◆ **REQUIREMENT**
Go through the data and copy every line exactly, but not the images.

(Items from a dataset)

_____

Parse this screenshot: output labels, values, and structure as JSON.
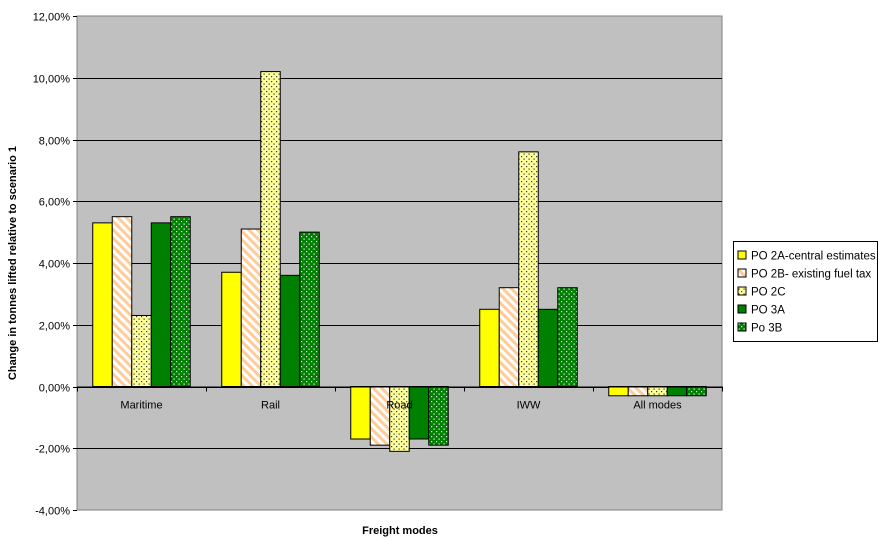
{
  "chart_data": {
    "type": "bar",
    "title": "",
    "xlabel": "Freight modes",
    "ylabel": "Change in tonnes lifted relative to scenario 1",
    "categories": [
      "Maritime",
      "Rail",
      "Road",
      "IWW",
      "All modes"
    ],
    "ylim": [
      -0.04,
      0.12
    ],
    "ytick_step": 0.02,
    "ytick_labels": [
      "-4,00%",
      "-2,00%",
      "0,00%",
      "2,00%",
      "4,00%",
      "6,00%",
      "8,00%",
      "10,00%",
      "12,00%"
    ],
    "grid": true,
    "plot_background": "#c0c0c0",
    "legend_position": "right",
    "series": [
      {
        "name": "PO 2A-central estimates",
        "color": "#ffff00",
        "pattern": "solid",
        "values": [
          0.053,
          0.037,
          -0.017,
          0.025,
          -0.003
        ]
      },
      {
        "name": "PO 2B- existing fuel tax",
        "color": "#ffcc99",
        "pattern": "diagonal-stripes",
        "values": [
          0.055,
          0.051,
          -0.019,
          0.032,
          -0.003
        ]
      },
      {
        "name": "PO 2C",
        "color": "#ffff99",
        "pattern": "dots",
        "values": [
          0.023,
          0.102,
          -0.021,
          0.076,
          -0.003
        ]
      },
      {
        "name": "PO 3A",
        "color": "#008000",
        "pattern": "solid",
        "values": [
          0.053,
          0.036,
          -0.017,
          0.025,
          -0.003
        ]
      },
      {
        "name": "Po 3B",
        "color": "#008000",
        "pattern": "dots",
        "values": [
          0.055,
          0.05,
          -0.019,
          0.032,
          -0.003
        ]
      }
    ]
  }
}
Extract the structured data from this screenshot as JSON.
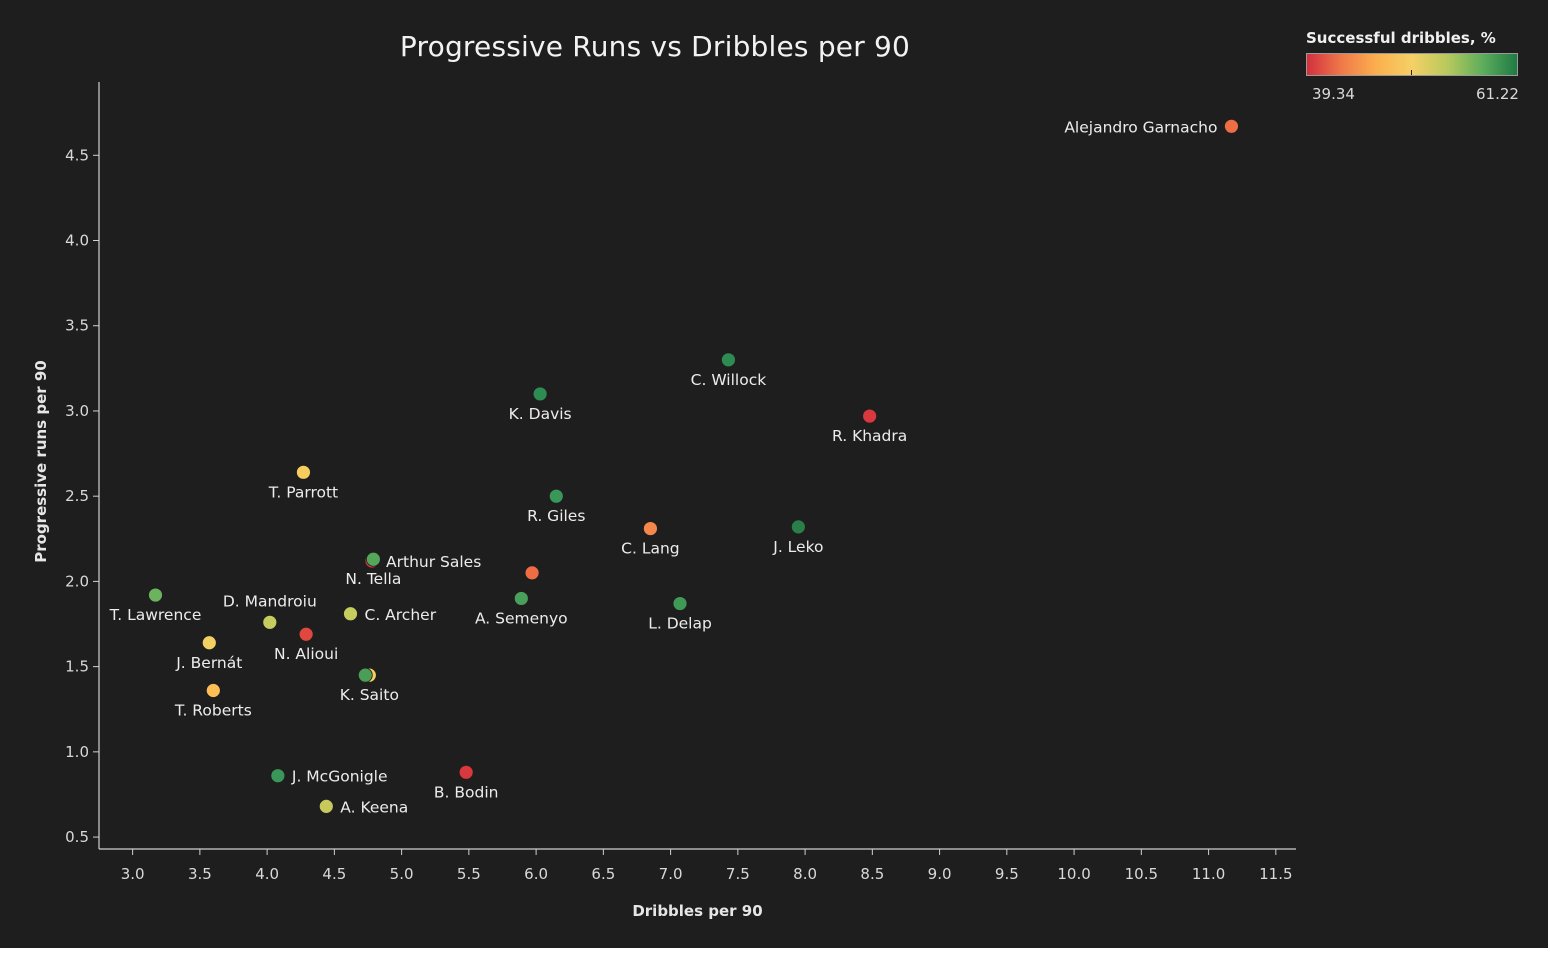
{
  "chart_data": {
    "type": "scatter",
    "title": "Progressive Runs vs Dribbles per 90",
    "xlabel": "Dribbles per 90",
    "ylabel": "Progressive runs per 90",
    "xlim": [
      2.75,
      11.65
    ],
    "ylim": [
      0.43,
      4.93
    ],
    "x_ticks": [
      "3.0",
      "3.5",
      "4.0",
      "4.5",
      "5.0",
      "5.5",
      "6.0",
      "6.5",
      "7.0",
      "7.5",
      "8.0",
      "8.5",
      "9.0",
      "9.5",
      "10.0",
      "10.5",
      "11.0",
      "11.5"
    ],
    "y_ticks": [
      "0.5",
      "1.0",
      "1.5",
      "2.0",
      "2.5",
      "3.0",
      "3.5",
      "4.0",
      "4.5"
    ],
    "legend": {
      "title": "Successful dribbles, %",
      "min_label": "39.34",
      "max_label": "61.22",
      "min": 39.34,
      "max": 61.22,
      "placement": "top-right",
      "color_stops": [
        "#d3303f",
        "#f07a4a",
        "#fbb04e",
        "#f5d066",
        "#b9c95d",
        "#5eae5c",
        "#1f7a45"
      ]
    },
    "points": [
      {
        "name": "Alejandro Garnacho",
        "x": 11.17,
        "y": 4.67,
        "color": "#ef6d45",
        "label_pos": "left"
      },
      {
        "name": "C. Willock",
        "x": 7.43,
        "y": 3.3,
        "color": "#2e8b52",
        "label_pos": "below"
      },
      {
        "name": "K. Davis",
        "x": 6.03,
        "y": 3.1,
        "color": "#2e8b52",
        "label_pos": "below"
      },
      {
        "name": "R. Khadra",
        "x": 8.48,
        "y": 2.97,
        "color": "#d9383f",
        "label_pos": "below"
      },
      {
        "name": "T. Parrott",
        "x": 4.27,
        "y": 2.64,
        "color": "#f7cd5d",
        "label_pos": "below"
      },
      {
        "name": "R. Giles",
        "x": 6.15,
        "y": 2.5,
        "color": "#3a975a",
        "label_pos": "below"
      },
      {
        "name": "C. Lang",
        "x": 6.85,
        "y": 2.31,
        "color": "#f3874c",
        "label_pos": "below"
      },
      {
        "name": "J. Leko",
        "x": 7.95,
        "y": 2.32,
        "color": "#2a7f49",
        "label_pos": "below"
      },
      {
        "name": "Arthur Sales",
        "x": 4.78,
        "y": 2.12,
        "color": "#d9383f",
        "label_pos": "right"
      },
      {
        "name": "N. Tella",
        "x": 4.79,
        "y": 2.13,
        "color": "#55a65a",
        "label_pos": "below"
      },
      {
        "name": "A. Semenyo",
        "x": 5.89,
        "y": 1.9,
        "color": "#49a05a",
        "label_pos": "below"
      },
      {
        "name": "T. Lawrence",
        "x": 3.17,
        "y": 1.92,
        "color": "#6cb35e",
        "label_pos": "below"
      },
      {
        "name": "D. Mandroiu",
        "x": 4.02,
        "y": 1.76,
        "color": "#c7cc5f",
        "label_pos": "above"
      },
      {
        "name": "C. Archer",
        "x": 4.62,
        "y": 1.81,
        "color": "#c7cc5f",
        "label_pos": "right"
      },
      {
        "name": "L. Delap",
        "x": 7.07,
        "y": 1.87,
        "color": "#3f9a58",
        "label_pos": "below"
      },
      {
        "name": "N. Alioui",
        "x": 4.29,
        "y": 1.69,
        "color": "#e0473f",
        "label_pos": "below"
      },
      {
        "name": "J. Bernát",
        "x": 3.57,
        "y": 1.64,
        "color": "#f2d064",
        "label_pos": "below"
      },
      {
        "name": "K. Saito",
        "x": 4.76,
        "y": 1.45,
        "color": "#f7cd5d",
        "label_pos": "below"
      },
      {
        "name": "T. Roberts",
        "x": 3.6,
        "y": 1.36,
        "color": "#fbbf55",
        "label_pos": "below"
      },
      {
        "name": "",
        "x": 5.97,
        "y": 2.05,
        "color": "#ef6d45",
        "label_pos": "none"
      },
      {
        "name": "",
        "x": 4.73,
        "y": 1.45,
        "color": "#4a9e58",
        "label_pos": "none"
      },
      {
        "name": "J. McGonigle",
        "x": 4.08,
        "y": 0.86,
        "color": "#3a975a",
        "label_pos": "right"
      },
      {
        "name": "B. Bodin",
        "x": 5.48,
        "y": 0.88,
        "color": "#d9383f",
        "label_pos": "below"
      },
      {
        "name": "A. Keena",
        "x": 4.44,
        "y": 0.68,
        "color": "#c8c95c",
        "label_pos": "right"
      }
    ],
    "grid": false
  }
}
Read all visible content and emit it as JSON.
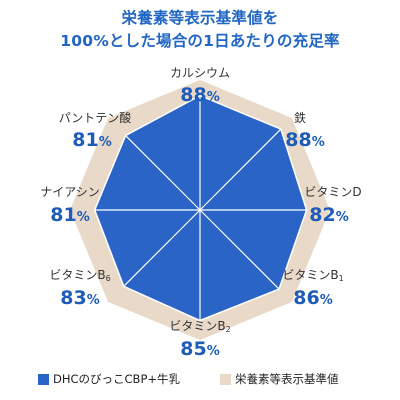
{
  "title": {
    "line1": "栄養素等表示基準値を",
    "line2": "100%とした場合の1日あたりの充足率"
  },
  "colors": {
    "series": "#2a64c7",
    "reference": "#e8d9c8",
    "label_value": "#1f5bb8",
    "title": "#2266c4"
  },
  "chart_data": {
    "type": "radar",
    "title": "栄養素等表示基準値を100%とした場合の1日あたりの充足率",
    "axes": [
      {
        "name": "カルシウム",
        "sub": "",
        "value": 88
      },
      {
        "name": "鉄",
        "sub": "",
        "value": 88
      },
      {
        "name": "ビタミンD",
        "sub": "",
        "value": 82
      },
      {
        "name": "ビタミンB",
        "sub": "1",
        "value": 86
      },
      {
        "name": "ビタミンB",
        "sub": "2",
        "value": 85
      },
      {
        "name": "ビタミンB",
        "sub": "6",
        "value": 83
      },
      {
        "name": "ナイアシン",
        "sub": "",
        "value": 81
      },
      {
        "name": "パントテン酸",
        "sub": "",
        "value": 81
      }
    ],
    "unit": "%",
    "range": [
      0,
      100
    ],
    "series": [
      {
        "name": "DHCのびっこCBP+牛乳",
        "type": "product"
      },
      {
        "name": "栄養素等表示基準値",
        "type": "reference",
        "value": 100
      }
    ],
    "legend_position": "bottom"
  }
}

_____

◆ **REPLY TO THE TASK**
Parse this screenshot: output labels, values, and structure as JSON.
{
  "chart_data": {
    "type": "bar",
    "title": "",
    "xlabel": "Freight modes",
    "ylabel": "Change in tonnes lifted relative to scenario 1",
    "categories": [
      "Maritime",
      "Rail",
      "Road",
      "IWW",
      "All modes"
    ],
    "ylim": [
      -0.04,
      0.12
    ],
    "ytick_step": 0.02,
    "ytick_labels": [
      "-4,00%",
      "-2,00%",
      "0,00%",
      "2,00%",
      "4,00%",
      "6,00%",
      "8,00%",
      "10,00%",
      "12,00%"
    ],
    "grid": true,
    "plot_background": "#c0c0c0",
    "legend_position": "right",
    "series": [
      {
        "name": "PO 2A-central estimates",
        "color": "#ffff00",
        "pattern": "solid",
        "values": [
          0.053,
          0.037,
          -0.017,
          0.025,
          -0.003
        ]
      },
      {
        "name": "PO 2B- existing fuel tax",
        "color": "#ffcc99",
        "pattern": "diagonal-stripes",
        "values": [
          0.055,
          0.051,
          -0.019,
          0.032,
          -0.003
        ]
      },
      {
        "name": "PO 2C",
        "color": "#ffff99",
        "pattern": "dots",
        "values": [
          0.023,
          0.102,
          -0.021,
          0.076,
          -0.003
        ]
      },
      {
        "name": "PO 3A",
        "color": "#008000",
        "pattern": "solid",
        "values": [
          0.053,
          0.036,
          -0.017,
          0.025,
          -0.003
        ]
      },
      {
        "name": "Po 3B",
        "color": "#008000",
        "pattern": "dots",
        "values": [
          0.055,
          0.05,
          -0.019,
          0.032,
          -0.003
        ]
      }
    ]
  }
}
Extract the structured data from this screenshot as JSON.
{
  "chart_data": {
    "type": "scatter",
    "title": "Progressive Runs vs Dribbles per 90",
    "xlabel": "Dribbles per 90",
    "ylabel": "Progressive runs per 90",
    "xlim": [
      2.75,
      11.65
    ],
    "ylim": [
      0.43,
      4.93
    ],
    "x_ticks": [
      "3.0",
      "3.5",
      "4.0",
      "4.5",
      "5.0",
      "5.5",
      "6.0",
      "6.5",
      "7.0",
      "7.5",
      "8.0",
      "8.5",
      "9.0",
      "9.5",
      "10.0",
      "10.5",
      "11.0",
      "11.5"
    ],
    "y_ticks": [
      "0.5",
      "1.0",
      "1.5",
      "2.0",
      "2.5",
      "3.0",
      "3.5",
      "4.0",
      "4.5"
    ],
    "legend": {
      "title": "Successful dribbles, %",
      "min_label": "39.34",
      "max_label": "61.22",
      "min": 39.34,
      "max": 61.22,
      "placement": "top-right",
      "color_stops": [
        "#d3303f",
        "#f07a4a",
        "#fbb04e",
        "#f5d066",
        "#b9c95d",
        "#5eae5c",
        "#1f7a45"
      ]
    },
    "points": [
      {
        "name": "Alejandro Garnacho",
        "x": 11.17,
        "y": 4.67,
        "color": "#ef6d45",
        "label_pos": "left"
      },
      {
        "name": "C. Willock",
        "x": 7.43,
        "y": 3.3,
        "color": "#2e8b52",
        "label_pos": "below"
      },
      {
        "name": "K. Davis",
        "x": 6.03,
        "y": 3.1,
        "color": "#2e8b52",
        "label_pos": "below"
      },
      {
        "name": "R. Khadra",
        "x": 8.48,
        "y": 2.97,
        "color": "#d9383f",
        "label_pos": "below"
      },
      {
        "name": "T. Parrott",
        "x": 4.27,
        "y": 2.64,
        "color": "#f7cd5d",
        "label_pos": "below"
      },
      {
        "name": "R. Giles",
        "x": 6.15,
        "y": 2.5,
        "color": "#3a975a",
        "label_pos": "below"
      },
      {
        "name": "C. Lang",
        "x": 6.85,
        "y": 2.31,
        "color": "#f3874c",
        "label_pos": "below"
      },
      {
        "name": "J. Leko",
        "x": 7.95,
        "y": 2.32,
        "color": "#2a7f49",
        "label_pos": "below"
      },
      {
        "name": "Arthur Sales",
        "x": 4.78,
        "y": 2.12,
        "color": "#d9383f",
        "label_pos": "right"
      },
      {
        "name": "N. Tella",
        "x": 4.79,
        "y": 2.13,
        "color": "#55a65a",
        "label_pos": "below"
      },
      {
        "name": "A. Semenyo",
        "x": 5.89,
        "y": 1.9,
        "color": "#49a05a",
        "label_pos": "below"
      },
      {
        "name": "T. Lawrence",
        "x": 3.17,
        "y": 1.92,
        "color": "#6cb35e",
        "label_pos": "below"
      },
      {
        "name": "D. Mandroiu",
        "x": 4.02,
        "y": 1.76,
        "color": "#c7cc5f",
        "label_pos": "above"
      },
      {
        "name": "C. Archer",
        "x": 4.62,
        "y": 1.81,
        "color": "#c7cc5f",
        "label_pos": "right"
      },
      {
        "name": "L. Delap",
        "x": 7.07,
        "y": 1.87,
        "color": "#3f9a58",
        "label_pos": "below"
      },
      {
        "name": "N. Alioui",
        "x": 4.29,
        "y": 1.69,
        "color": "#e0473f",
        "label_pos": "below"
      },
      {
        "name": "J. Bernát",
        "x": 3.57,
        "y": 1.64,
        "color": "#f2d064",
        "label_pos": "below"
      },
      {
        "name": "K. Saito",
        "x": 4.76,
        "y": 1.45,
        "color": "#f7cd5d",
        "label_pos": "below"
      },
      {
        "name": "T. Roberts",
        "x": 3.6,
        "y": 1.36,
        "color": "#fbbf55",
        "label_pos": "below"
      },
      {
        "name": "",
        "x": 5.97,
        "y": 2.05,
        "color": "#ef6d45",
        "label_pos": "none"
      },
      {
        "name": "",
        "x": 4.73,
        "y": 1.45,
        "color": "#4a9e58",
        "label_pos": "none"
      },
      {
        "name": "J. McGonigle",
        "x": 4.08,
        "y": 0.86,
        "color": "#3a975a",
        "label_pos": "right"
      },
      {
        "name": "B. Bodin",
        "x": 5.48,
        "y": 0.88,
        "color": "#d9383f",
        "label_pos": "below"
      },
      {
        "name": "A. Keena",
        "x": 4.44,
        "y": 0.68,
        "color": "#c8c95c",
        "label_pos": "right"
      }
    ],
    "grid": false
  }
}
Read all visible content and emit it as JSON.
{
  "title": {
    "line1": "栄養素等表示基準値を",
    "line2": "100%とした場合の1日あたりの充足率"
  },
  "colors": {
    "series": "#2a64c7",
    "reference": "#e8d9c8",
    "label_value": "#1f5bb8",
    "title": "#2266c4"
  },
  "chart_data": {
    "type": "radar",
    "title": "栄養素等表示基準値を100%とした場合の1日あたりの充足率",
    "axes": [
      {
        "name": "カルシウム",
        "sub": "",
        "value": 88
      },
      {
        "name": "鉄",
        "sub": "",
        "value": 88
      },
      {
        "name": "ビタミンD",
        "sub": "",
        "value": 82
      },
      {
        "name": "ビタミンB",
        "sub": "1",
        "value": 86
      },
      {
        "name": "ビタミンB",
        "sub": "2",
        "value": 85
      },
      {
        "name": "ビタミンB",
        "sub": "6",
        "value": 83
      },
      {
        "name": "ナイアシン",
        "sub": "",
        "value": 81
      },
      {
        "name": "パントテン酸",
        "sub": "",
        "value": 81
      }
    ],
    "unit": "%",
    "range": [
      0,
      100
    ],
    "series": [
      {
        "name": "DHCのびっこCBP+牛乳",
        "type": "product"
      },
      {
        "name": "栄養素等表示基準値",
        "type": "reference",
        "value": 100
      }
    ],
    "legend_position": "bottom"
  }
}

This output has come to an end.